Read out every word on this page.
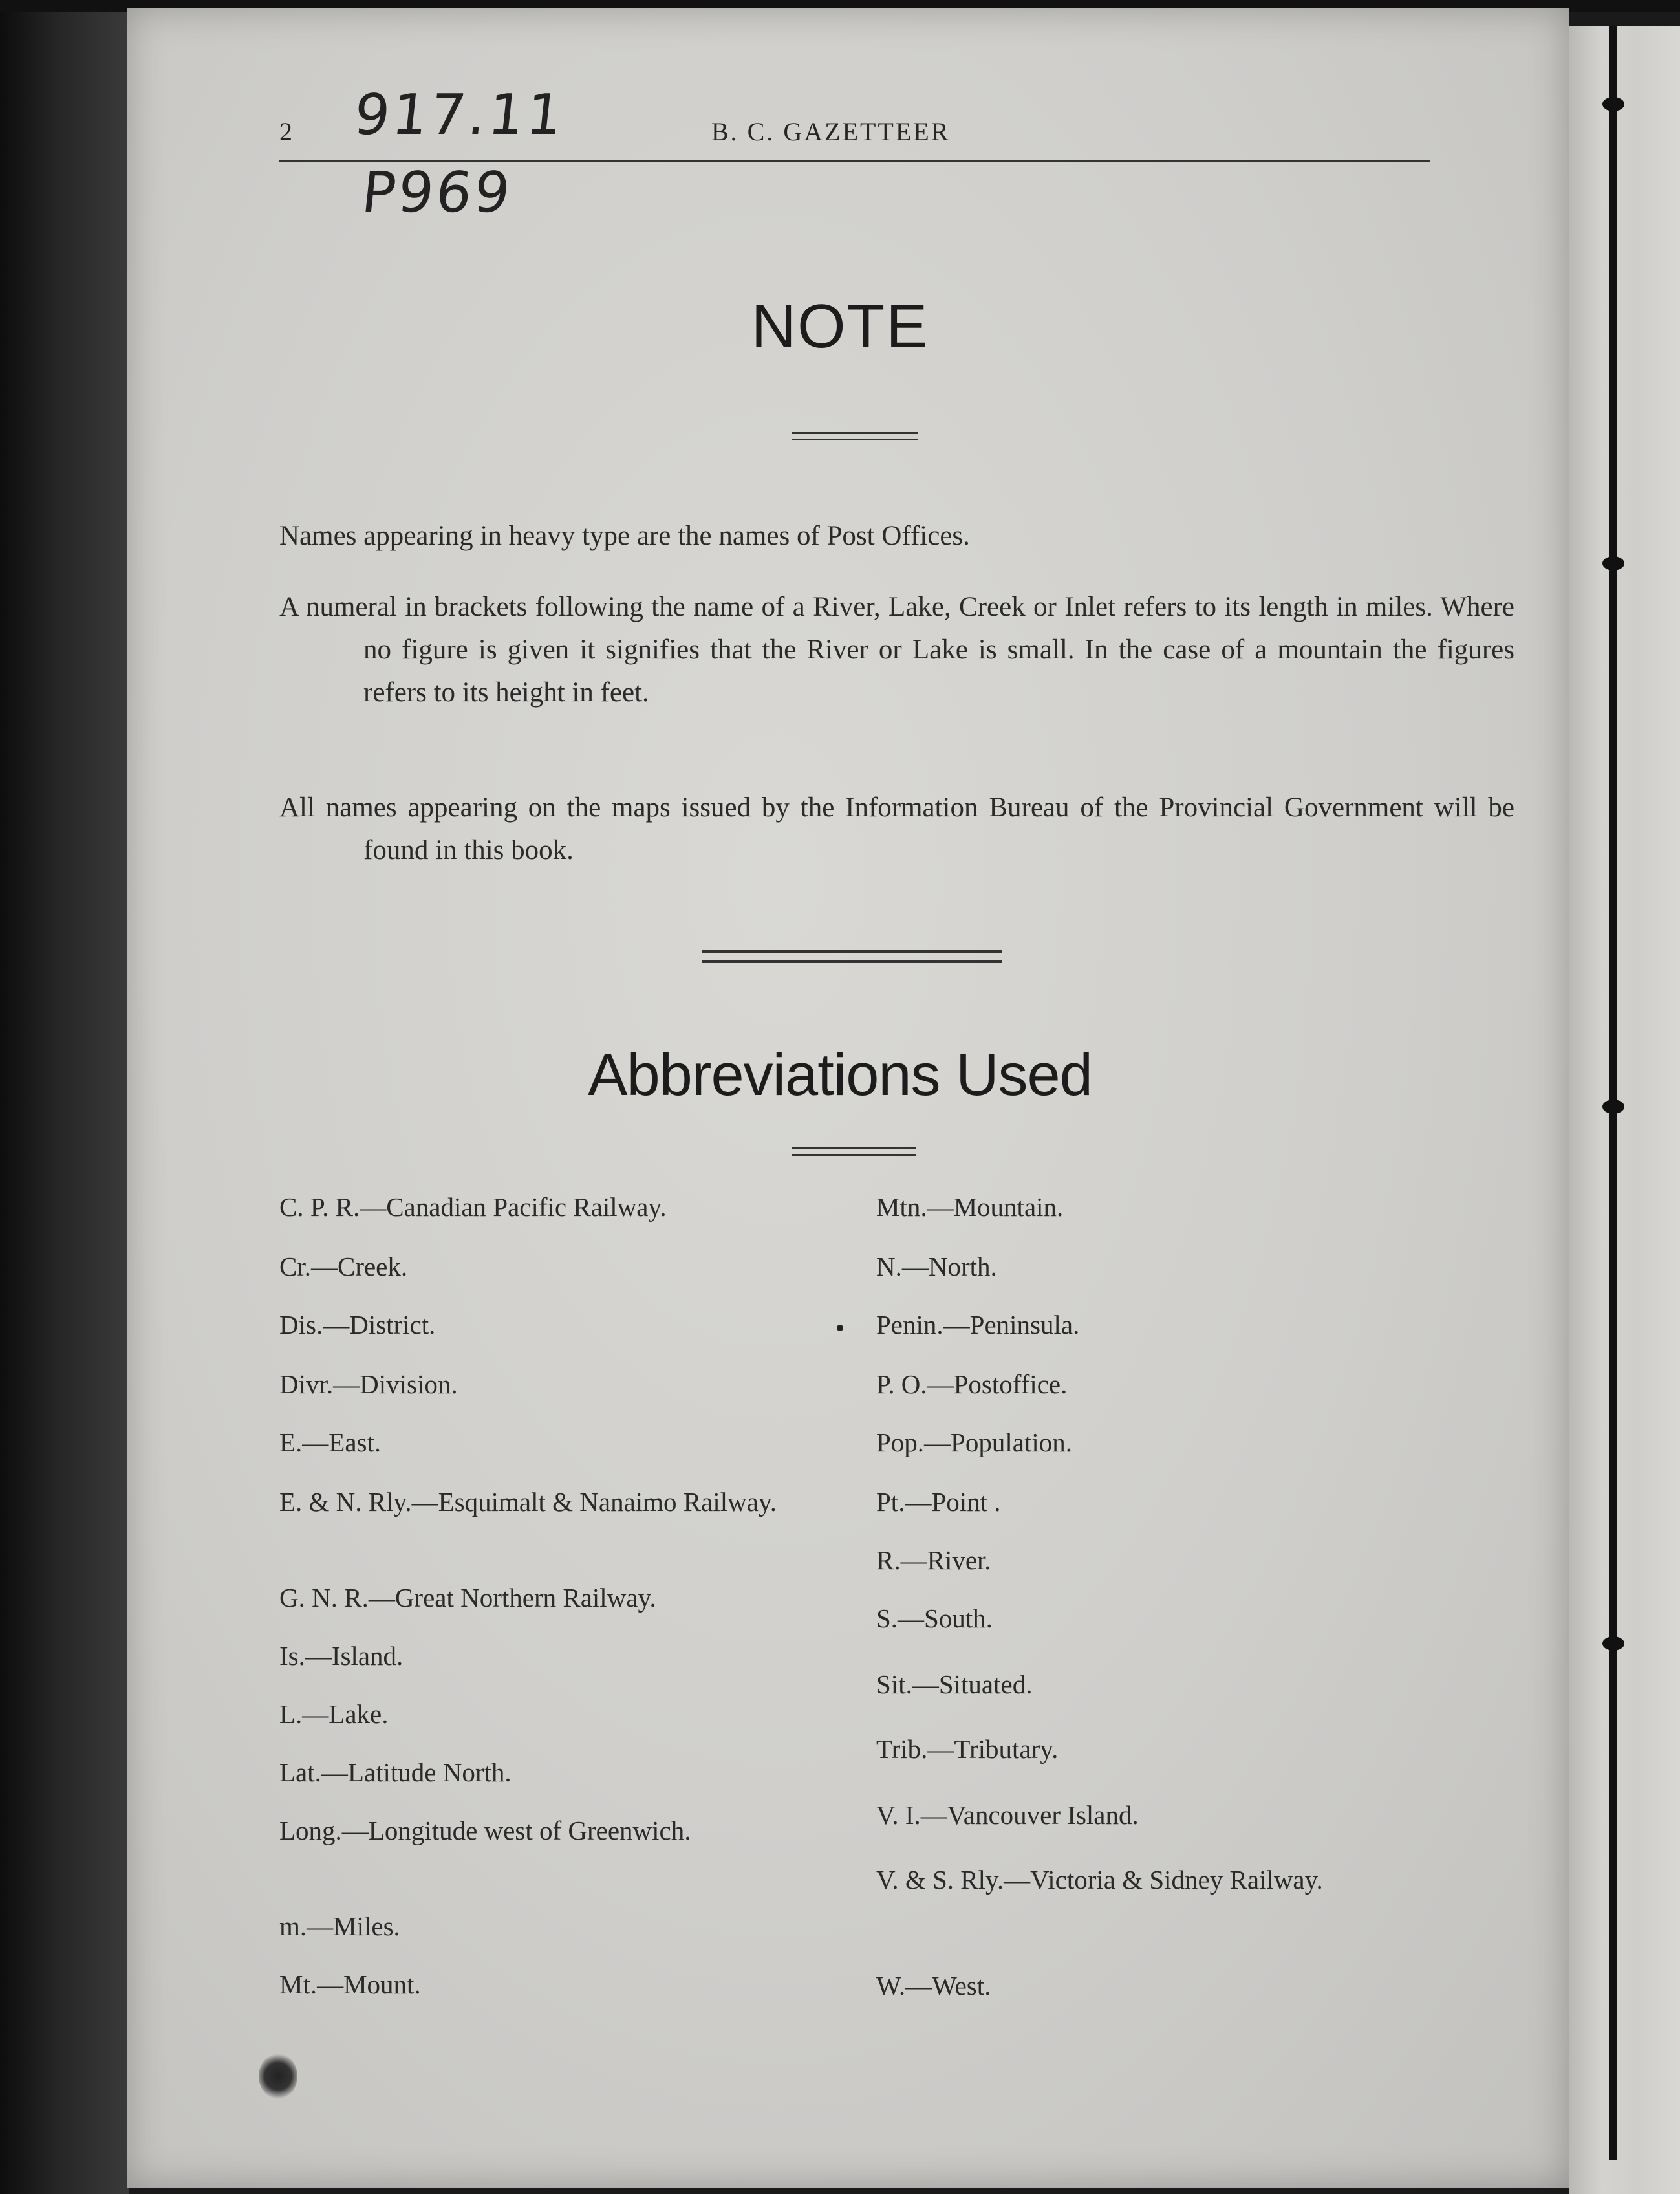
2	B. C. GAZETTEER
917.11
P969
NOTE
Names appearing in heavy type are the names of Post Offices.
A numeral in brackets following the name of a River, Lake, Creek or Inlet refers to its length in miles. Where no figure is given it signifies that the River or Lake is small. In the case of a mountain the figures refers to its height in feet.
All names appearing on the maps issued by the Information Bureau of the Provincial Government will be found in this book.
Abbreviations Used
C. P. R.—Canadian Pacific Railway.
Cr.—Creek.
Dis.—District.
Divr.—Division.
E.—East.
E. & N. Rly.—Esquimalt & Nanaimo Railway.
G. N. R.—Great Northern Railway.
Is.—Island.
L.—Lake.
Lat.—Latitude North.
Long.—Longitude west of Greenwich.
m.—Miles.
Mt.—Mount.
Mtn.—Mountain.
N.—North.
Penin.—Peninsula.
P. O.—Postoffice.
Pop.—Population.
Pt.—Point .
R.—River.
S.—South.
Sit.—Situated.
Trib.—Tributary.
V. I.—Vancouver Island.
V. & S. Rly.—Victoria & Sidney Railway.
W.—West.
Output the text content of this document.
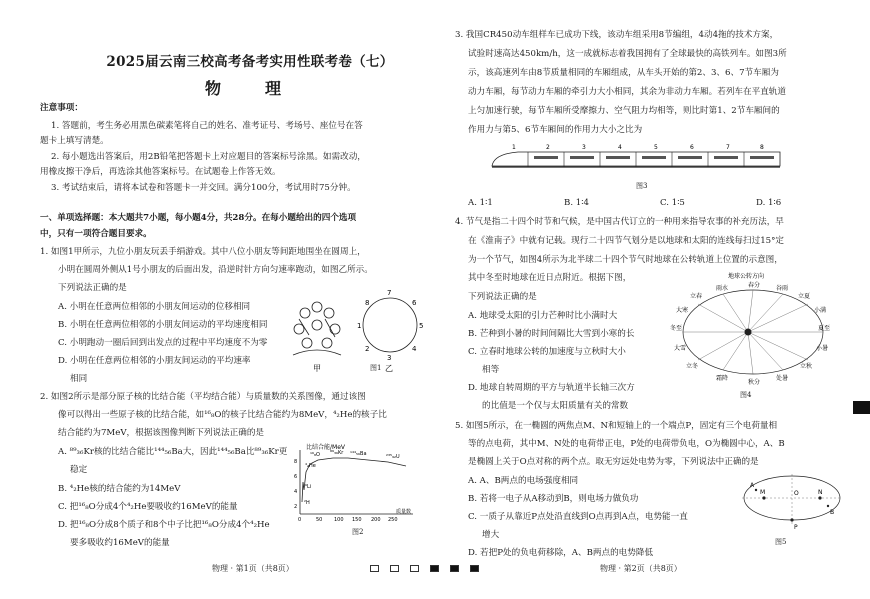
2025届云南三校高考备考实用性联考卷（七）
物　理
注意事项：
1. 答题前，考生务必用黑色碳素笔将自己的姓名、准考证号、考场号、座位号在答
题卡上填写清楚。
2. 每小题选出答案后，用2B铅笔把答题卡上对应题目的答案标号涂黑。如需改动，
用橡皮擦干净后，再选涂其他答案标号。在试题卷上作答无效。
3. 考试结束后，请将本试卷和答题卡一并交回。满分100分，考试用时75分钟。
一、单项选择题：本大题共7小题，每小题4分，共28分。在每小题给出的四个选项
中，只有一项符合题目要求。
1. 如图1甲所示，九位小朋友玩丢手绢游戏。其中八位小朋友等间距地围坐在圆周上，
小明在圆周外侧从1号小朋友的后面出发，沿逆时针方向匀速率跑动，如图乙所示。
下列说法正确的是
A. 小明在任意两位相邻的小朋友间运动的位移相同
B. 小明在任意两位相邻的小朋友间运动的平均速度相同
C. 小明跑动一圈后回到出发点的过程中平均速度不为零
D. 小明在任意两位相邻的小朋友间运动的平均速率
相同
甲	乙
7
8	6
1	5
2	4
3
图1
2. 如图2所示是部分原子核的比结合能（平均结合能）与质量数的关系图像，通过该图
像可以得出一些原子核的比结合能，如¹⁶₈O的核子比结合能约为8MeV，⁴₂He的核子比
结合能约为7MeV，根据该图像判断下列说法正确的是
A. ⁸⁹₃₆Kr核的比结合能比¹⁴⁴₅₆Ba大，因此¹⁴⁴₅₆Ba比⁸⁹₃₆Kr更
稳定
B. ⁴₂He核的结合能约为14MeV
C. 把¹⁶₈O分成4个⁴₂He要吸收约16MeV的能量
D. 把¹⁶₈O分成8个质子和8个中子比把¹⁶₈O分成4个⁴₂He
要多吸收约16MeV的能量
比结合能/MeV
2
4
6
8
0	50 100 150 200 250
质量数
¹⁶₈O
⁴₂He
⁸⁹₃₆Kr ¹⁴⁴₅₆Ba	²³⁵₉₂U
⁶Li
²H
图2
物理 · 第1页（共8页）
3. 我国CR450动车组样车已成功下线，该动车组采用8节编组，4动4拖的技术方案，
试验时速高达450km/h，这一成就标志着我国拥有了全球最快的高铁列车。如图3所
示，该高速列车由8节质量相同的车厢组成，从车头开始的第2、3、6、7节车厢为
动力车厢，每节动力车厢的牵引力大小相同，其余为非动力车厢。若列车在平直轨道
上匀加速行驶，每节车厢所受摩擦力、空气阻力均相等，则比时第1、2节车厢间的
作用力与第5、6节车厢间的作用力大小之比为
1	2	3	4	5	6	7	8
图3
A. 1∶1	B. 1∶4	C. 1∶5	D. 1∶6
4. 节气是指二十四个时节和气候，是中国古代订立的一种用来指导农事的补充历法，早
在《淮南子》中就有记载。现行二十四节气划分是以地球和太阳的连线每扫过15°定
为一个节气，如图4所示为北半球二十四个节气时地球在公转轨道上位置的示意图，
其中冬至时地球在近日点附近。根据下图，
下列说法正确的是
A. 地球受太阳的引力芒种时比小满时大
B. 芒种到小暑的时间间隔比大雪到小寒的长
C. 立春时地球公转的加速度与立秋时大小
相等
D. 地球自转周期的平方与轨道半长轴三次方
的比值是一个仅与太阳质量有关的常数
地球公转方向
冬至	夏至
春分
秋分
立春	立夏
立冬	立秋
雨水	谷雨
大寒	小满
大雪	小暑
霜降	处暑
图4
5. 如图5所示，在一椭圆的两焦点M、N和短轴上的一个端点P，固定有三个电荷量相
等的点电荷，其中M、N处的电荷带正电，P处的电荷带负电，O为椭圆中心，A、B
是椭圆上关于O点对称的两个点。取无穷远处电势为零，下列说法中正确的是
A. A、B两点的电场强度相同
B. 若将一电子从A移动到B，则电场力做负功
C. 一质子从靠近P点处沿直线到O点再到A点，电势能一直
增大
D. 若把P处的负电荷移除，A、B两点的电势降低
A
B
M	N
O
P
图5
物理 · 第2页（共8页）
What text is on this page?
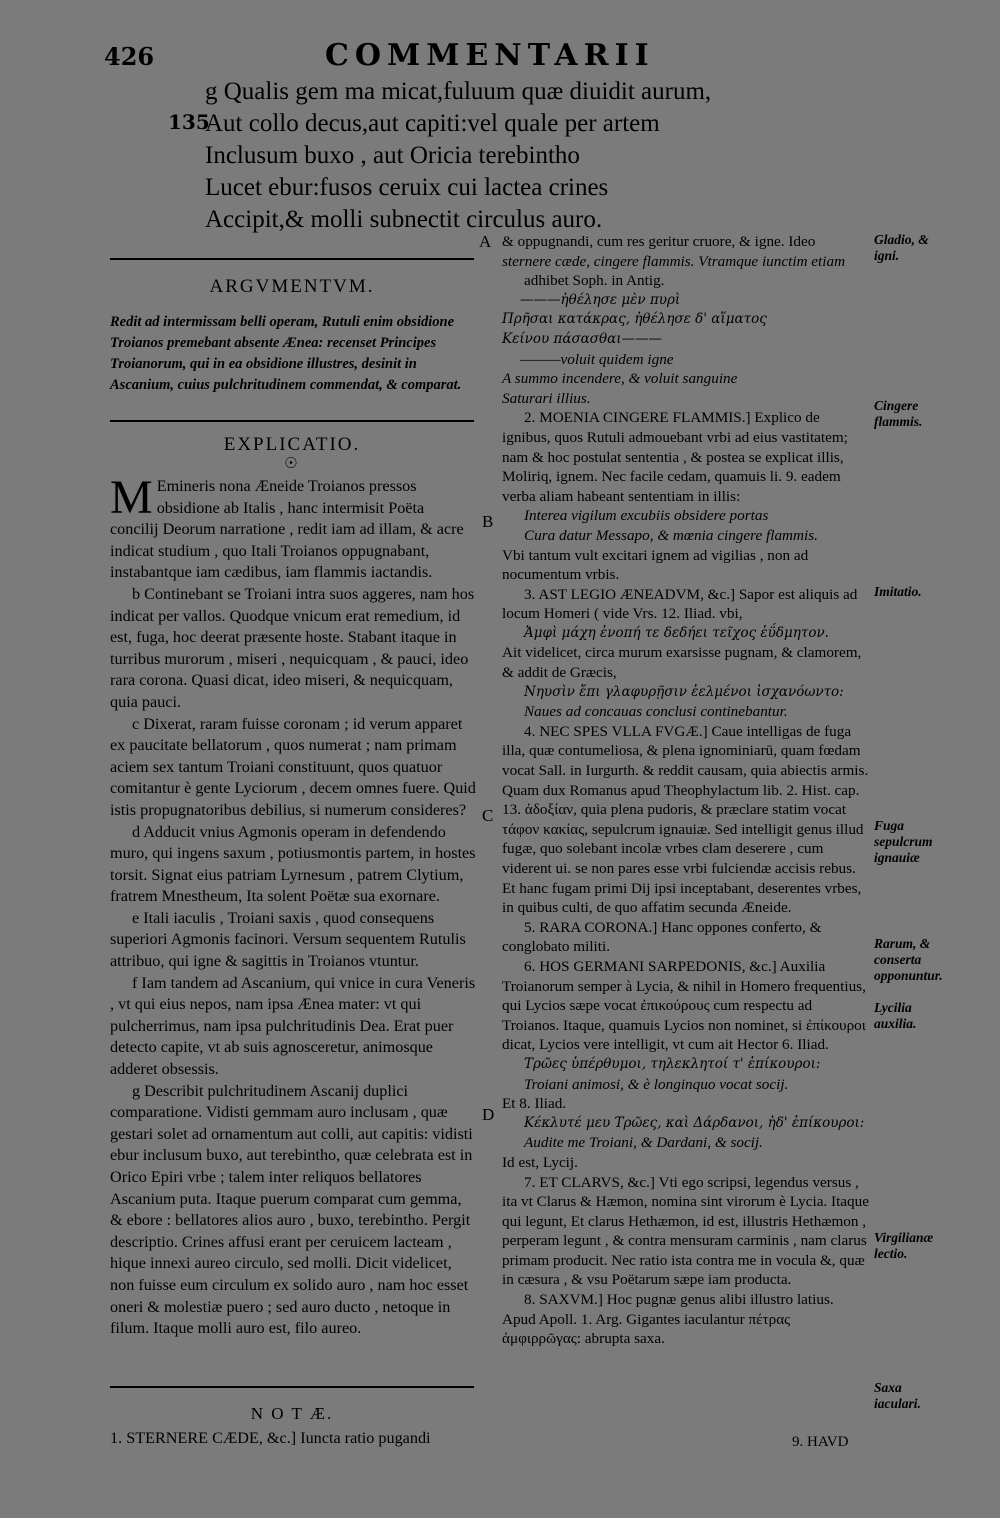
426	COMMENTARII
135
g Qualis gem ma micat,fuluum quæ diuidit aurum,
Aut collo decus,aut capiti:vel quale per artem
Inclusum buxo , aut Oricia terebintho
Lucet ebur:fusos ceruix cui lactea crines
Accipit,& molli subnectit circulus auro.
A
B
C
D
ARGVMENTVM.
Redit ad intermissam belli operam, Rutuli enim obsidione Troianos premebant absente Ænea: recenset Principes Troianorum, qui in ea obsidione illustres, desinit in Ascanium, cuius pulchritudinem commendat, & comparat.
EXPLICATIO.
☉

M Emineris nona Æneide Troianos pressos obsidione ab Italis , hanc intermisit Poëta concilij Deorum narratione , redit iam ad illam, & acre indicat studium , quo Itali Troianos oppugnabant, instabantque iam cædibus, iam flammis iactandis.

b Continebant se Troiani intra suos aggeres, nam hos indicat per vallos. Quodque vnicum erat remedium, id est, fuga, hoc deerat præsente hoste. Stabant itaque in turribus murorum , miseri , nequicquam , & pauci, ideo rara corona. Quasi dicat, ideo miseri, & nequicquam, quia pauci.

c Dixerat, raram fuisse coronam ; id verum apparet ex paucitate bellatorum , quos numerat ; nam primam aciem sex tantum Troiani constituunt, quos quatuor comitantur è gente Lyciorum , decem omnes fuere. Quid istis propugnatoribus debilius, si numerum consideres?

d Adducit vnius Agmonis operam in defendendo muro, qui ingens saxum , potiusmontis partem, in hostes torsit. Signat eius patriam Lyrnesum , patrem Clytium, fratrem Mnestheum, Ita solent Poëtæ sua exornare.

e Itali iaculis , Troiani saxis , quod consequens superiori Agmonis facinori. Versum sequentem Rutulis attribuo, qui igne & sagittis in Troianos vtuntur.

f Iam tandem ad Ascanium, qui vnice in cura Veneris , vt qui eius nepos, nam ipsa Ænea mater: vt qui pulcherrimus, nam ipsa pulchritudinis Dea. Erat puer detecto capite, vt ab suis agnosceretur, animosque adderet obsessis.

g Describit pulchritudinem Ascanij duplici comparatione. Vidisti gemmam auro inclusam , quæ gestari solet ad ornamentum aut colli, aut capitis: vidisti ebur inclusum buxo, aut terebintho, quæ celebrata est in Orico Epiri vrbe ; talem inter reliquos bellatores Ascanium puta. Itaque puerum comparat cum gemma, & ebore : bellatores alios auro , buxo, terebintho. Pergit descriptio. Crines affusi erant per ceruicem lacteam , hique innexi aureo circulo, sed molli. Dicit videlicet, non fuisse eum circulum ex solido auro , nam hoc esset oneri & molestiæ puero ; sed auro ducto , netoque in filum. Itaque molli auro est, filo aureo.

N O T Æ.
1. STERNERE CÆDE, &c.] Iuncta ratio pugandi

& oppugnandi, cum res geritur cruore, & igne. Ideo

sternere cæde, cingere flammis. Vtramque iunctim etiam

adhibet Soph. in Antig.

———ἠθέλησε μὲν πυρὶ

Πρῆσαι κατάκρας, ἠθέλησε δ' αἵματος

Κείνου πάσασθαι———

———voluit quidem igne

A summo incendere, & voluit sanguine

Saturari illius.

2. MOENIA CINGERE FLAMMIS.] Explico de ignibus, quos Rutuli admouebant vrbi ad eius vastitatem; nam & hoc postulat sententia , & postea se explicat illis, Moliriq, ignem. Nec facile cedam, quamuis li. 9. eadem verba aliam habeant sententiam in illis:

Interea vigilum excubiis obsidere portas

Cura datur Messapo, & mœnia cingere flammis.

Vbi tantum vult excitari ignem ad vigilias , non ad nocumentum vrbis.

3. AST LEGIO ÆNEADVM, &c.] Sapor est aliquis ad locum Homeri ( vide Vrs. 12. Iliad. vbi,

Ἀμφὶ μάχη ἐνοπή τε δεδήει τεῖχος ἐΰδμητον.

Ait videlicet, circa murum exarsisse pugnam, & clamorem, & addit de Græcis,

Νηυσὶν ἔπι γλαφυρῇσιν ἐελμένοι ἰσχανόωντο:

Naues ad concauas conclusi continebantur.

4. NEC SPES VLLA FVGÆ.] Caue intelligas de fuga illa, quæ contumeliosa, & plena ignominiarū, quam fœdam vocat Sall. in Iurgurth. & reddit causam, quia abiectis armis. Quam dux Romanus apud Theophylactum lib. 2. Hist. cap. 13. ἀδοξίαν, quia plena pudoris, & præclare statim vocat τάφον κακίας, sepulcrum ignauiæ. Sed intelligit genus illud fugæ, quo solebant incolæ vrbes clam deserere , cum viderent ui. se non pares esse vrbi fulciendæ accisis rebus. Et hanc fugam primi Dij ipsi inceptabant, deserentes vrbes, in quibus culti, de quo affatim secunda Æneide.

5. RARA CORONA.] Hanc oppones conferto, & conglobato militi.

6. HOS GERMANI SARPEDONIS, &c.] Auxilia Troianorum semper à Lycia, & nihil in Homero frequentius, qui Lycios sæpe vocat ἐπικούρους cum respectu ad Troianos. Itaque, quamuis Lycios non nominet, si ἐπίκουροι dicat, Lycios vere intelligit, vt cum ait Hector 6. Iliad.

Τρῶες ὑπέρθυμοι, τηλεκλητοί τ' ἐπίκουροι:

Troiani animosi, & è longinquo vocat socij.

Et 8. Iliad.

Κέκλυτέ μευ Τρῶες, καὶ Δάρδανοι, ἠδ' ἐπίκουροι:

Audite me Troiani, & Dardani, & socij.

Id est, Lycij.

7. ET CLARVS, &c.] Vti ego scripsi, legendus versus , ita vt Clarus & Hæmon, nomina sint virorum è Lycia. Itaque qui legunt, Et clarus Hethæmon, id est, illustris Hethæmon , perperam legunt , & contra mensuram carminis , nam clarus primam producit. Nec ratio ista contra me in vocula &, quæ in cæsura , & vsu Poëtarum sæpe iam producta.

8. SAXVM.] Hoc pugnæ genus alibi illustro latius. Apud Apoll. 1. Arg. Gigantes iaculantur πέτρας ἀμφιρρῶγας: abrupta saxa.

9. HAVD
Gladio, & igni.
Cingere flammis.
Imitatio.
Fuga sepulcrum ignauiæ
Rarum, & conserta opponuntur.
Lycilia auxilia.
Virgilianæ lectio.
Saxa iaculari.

* [Task details]
Scan the listing above. Collect all lines with the word "page".

* [The result]
Read out every word on this page.
What text is on this page?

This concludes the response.